From the entries, copy out every line in which the word "element" is found.
··········
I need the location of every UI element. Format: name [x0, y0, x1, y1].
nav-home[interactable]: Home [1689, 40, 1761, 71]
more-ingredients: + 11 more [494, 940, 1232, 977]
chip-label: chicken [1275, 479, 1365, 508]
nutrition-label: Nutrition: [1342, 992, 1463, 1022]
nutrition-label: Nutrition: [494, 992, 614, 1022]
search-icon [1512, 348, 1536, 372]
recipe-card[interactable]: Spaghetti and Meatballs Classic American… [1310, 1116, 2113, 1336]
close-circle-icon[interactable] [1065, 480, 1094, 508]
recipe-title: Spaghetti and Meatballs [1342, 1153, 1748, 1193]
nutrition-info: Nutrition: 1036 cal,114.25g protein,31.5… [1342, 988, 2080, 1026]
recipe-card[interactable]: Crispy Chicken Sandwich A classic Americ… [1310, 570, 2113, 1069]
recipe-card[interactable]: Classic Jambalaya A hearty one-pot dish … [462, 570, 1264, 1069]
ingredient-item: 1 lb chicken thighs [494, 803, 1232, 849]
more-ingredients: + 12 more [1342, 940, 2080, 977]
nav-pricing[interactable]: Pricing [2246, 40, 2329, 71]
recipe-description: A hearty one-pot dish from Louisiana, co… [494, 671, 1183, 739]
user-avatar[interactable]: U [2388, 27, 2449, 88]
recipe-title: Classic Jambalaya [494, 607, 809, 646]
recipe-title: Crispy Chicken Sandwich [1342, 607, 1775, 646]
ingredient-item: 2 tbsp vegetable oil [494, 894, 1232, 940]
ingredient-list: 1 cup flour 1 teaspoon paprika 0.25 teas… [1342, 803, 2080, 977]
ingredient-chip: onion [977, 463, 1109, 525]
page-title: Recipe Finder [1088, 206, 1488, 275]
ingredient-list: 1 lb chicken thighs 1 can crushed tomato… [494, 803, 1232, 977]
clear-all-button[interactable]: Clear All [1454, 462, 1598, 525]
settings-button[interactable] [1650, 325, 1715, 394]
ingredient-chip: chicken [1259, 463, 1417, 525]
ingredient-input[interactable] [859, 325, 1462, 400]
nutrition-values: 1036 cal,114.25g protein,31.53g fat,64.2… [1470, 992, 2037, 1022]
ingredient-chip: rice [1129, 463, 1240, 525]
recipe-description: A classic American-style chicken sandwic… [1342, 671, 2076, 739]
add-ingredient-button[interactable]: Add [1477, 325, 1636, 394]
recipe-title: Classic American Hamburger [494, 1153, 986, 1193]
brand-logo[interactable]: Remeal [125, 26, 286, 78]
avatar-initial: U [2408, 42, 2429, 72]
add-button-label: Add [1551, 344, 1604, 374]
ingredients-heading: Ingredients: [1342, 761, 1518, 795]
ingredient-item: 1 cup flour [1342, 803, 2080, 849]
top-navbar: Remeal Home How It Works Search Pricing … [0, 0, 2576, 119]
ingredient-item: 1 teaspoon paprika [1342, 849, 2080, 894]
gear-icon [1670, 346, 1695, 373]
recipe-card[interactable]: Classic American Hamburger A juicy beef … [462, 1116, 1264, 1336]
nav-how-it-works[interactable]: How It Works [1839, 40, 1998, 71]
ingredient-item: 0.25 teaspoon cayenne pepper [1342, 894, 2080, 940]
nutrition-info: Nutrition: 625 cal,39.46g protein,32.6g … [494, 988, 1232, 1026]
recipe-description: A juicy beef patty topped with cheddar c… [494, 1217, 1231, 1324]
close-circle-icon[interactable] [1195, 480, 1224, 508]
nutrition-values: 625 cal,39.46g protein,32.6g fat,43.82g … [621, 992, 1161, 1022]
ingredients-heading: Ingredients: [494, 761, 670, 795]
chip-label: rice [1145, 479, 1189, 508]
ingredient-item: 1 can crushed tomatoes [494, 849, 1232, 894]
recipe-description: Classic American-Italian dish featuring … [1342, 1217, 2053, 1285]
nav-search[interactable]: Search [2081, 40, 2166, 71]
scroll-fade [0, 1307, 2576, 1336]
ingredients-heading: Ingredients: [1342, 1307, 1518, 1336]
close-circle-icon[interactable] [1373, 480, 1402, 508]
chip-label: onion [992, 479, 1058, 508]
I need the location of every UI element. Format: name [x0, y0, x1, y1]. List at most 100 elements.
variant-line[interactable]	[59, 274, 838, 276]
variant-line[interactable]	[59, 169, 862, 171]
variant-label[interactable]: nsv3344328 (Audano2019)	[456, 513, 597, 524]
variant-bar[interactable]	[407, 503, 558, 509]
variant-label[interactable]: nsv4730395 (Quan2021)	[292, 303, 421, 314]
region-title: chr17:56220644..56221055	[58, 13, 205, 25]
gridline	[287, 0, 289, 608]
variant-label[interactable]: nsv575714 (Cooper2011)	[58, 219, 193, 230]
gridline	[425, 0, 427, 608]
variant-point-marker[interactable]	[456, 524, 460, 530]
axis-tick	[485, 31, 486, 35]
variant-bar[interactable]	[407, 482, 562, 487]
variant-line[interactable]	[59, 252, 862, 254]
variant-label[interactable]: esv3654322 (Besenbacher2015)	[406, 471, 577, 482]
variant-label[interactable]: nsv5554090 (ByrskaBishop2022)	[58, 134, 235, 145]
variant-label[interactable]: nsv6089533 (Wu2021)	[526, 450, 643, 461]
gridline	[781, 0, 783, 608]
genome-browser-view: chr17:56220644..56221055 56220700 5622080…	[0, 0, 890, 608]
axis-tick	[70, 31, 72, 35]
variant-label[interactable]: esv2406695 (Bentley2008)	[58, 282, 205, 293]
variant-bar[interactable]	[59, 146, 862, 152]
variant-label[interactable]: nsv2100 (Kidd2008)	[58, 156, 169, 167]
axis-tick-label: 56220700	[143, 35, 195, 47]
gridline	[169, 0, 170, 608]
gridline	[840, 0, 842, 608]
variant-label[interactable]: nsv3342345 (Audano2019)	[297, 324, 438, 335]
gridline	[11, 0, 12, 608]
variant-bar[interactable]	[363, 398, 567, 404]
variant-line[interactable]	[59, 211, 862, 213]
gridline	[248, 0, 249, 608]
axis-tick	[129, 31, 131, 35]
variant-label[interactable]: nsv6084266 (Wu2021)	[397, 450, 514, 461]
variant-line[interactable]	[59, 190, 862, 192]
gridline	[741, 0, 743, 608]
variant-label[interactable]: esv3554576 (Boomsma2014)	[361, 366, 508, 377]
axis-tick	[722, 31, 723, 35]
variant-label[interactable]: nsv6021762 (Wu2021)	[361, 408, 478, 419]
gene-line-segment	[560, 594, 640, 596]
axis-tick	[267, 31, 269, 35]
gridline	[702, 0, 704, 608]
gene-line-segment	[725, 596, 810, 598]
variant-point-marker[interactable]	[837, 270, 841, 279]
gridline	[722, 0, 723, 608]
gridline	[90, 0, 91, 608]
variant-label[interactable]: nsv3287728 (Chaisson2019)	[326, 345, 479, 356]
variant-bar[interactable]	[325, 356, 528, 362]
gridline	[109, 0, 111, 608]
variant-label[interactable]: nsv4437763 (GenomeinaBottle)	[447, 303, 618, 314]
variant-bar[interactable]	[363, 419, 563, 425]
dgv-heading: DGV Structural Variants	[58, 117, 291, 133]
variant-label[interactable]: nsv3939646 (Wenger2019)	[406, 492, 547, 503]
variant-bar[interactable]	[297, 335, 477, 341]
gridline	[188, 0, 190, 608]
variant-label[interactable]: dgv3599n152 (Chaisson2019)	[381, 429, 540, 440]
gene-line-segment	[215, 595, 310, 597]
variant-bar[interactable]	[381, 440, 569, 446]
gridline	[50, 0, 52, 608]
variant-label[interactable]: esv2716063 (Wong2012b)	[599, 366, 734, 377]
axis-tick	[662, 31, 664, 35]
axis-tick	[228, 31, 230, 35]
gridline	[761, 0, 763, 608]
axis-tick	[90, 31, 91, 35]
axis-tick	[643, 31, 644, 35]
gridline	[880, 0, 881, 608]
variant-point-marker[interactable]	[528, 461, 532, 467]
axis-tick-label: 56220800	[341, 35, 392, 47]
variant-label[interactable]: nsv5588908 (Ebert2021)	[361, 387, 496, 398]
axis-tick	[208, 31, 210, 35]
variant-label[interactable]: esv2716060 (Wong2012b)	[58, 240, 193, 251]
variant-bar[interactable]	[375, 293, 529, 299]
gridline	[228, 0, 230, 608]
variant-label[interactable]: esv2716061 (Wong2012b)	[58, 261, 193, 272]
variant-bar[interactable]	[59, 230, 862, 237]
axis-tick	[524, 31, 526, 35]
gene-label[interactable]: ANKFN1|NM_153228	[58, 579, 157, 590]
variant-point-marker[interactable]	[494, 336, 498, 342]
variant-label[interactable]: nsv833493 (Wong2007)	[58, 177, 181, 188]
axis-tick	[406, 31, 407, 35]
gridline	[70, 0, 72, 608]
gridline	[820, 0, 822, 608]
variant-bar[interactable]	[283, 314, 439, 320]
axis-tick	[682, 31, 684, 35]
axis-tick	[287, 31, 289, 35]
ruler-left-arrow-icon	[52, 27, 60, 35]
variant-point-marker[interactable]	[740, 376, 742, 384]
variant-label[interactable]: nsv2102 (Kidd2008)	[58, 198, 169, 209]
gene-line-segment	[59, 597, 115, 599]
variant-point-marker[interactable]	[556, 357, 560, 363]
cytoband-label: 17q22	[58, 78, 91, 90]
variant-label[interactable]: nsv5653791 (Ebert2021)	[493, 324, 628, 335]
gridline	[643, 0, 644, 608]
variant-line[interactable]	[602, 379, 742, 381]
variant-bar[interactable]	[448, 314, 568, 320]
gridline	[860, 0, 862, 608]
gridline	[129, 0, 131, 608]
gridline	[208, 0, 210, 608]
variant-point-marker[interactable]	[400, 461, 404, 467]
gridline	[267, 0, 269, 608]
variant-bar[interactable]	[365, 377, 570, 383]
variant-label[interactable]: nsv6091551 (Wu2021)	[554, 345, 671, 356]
··········
Result of this task:
I need the location of every UI element. Format: name [x0, y0, x1, y1].
I need the location of every UI element. Format: name [x0, y0, x1, y1]. List at most 100 elements.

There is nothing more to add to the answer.